» **WHAT YOU HAVE TO DO**
Output the full listing below exactly, without the pictures.

» **DATA TO USE**
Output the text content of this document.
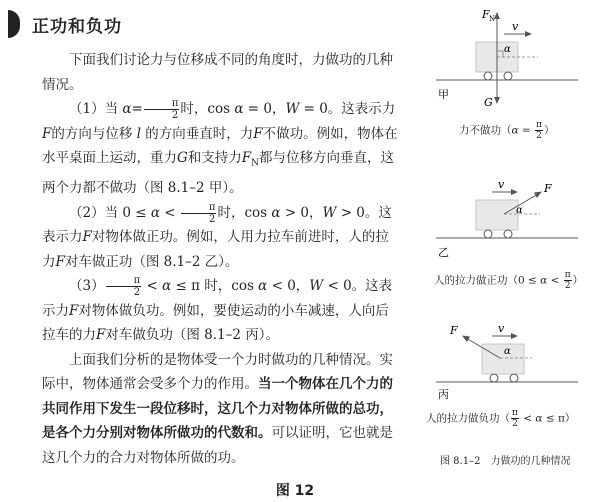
正功和负功

下面我们讨论力与位移成不同的角度时，力做功的几种情况。

（1）当 $\alpha= \frac{\pi}{2}$ 时，cos α = 0，W = 0。这表示力F的方向与位移 l 的方向垂直时，力F不做功。例如，物体在水平桌面上运动，重力G和支持力$F_N$都与位移方向垂直，这两个力都不做功（图 8.1–2 甲）。

（2）当 $0 \le \alpha < \frac{\pi}{2}$ 时，cos α > 0，W > 0。这表示力F对物体做正功。例如，人用力拉车前进时，人的拉力F对车做正功（图 8.1–2 乙）。

$(3) \frac{\pi}{2} < \alpha \le \pi$ 时，cos α < 0，W < 0。这表示力F对物体做负功。例如，要使运动的小车减速，人向后拉车的力F对车做负功（图 8.1–2 丙）。

上面我们分析的是物体受一个力时做功的几种情况。实际中，物体通常会受多个力的作用。当一个物体在几个力的共同作用下发生一段位移时，这几个力对物体所做的总功，是各个力分别对物体所做功的代数和。可以证明，它也就是这几个力的合力对物体所做的功。

F N
v
α
G
甲
力不做功（$\alpha = \frac{\pi}{2}$ ）
v	F
α
乙
人的拉力做正功（$0 \le \alpha < \frac{\pi}{2}$ ）
v
F
α
丙
人的拉力做负功（ $\frac{\pi}{2} < \alpha \le \pi$）
图 8.1–2　力做功的几种情况
图 12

» **RESPONSE TO THE EXERCISE**
Output the text content of this document.
正功和负功

下面我们讨论力与位移成不同的角度时，力做功的几种情况。

（1）当 $\alpha= \frac{\pi}{2}$ 时，cos α = 0，W = 0。这表示力F的方向与位移 l 的方向垂直时，力F不做功。例如，物体在水平桌面上运动，重力G和支持力$F_N$都与位移方向垂直，这两个力都不做功（图 8.1–2 甲）。

（2）当 $0 \le \alpha < \frac{\pi}{2}$ 时，cos α > 0，W > 0。这表示力F对物体做正功。例如，人用力拉车前进时，人的拉力F对车做正功（图 8.1–2 乙）。

$(3) \frac{\pi}{2} < \alpha \le \pi$ 时，cos α < 0，W < 0。这表示力F对物体做负功。例如，要使运动的小车减速，人向后拉车的力F对车做负功（图 8.1–2 丙）。

上面我们分析的是物体受一个力时做功的几种情况。实际中，物体通常会受多个力的作用。当一个物体在几个力的共同作用下发生一段位移时，这几个力对物体所做的总功，是各个力分别对物体所做功的代数和。可以证明，它也就是这几个力的合力对物体所做的功。

F N
v
α
G
甲
力不做功（$\alpha = \frac{\pi}{2}$ ）
v	F
α
乙
人的拉力做正功（$0 \le \alpha < \frac{\pi}{2}$ ）
v
F
α
丙
人的拉力做负功（ $\frac{\pi}{2} < \alpha \le \pi$）
图 8.1–2　力做功的几种情况
图 12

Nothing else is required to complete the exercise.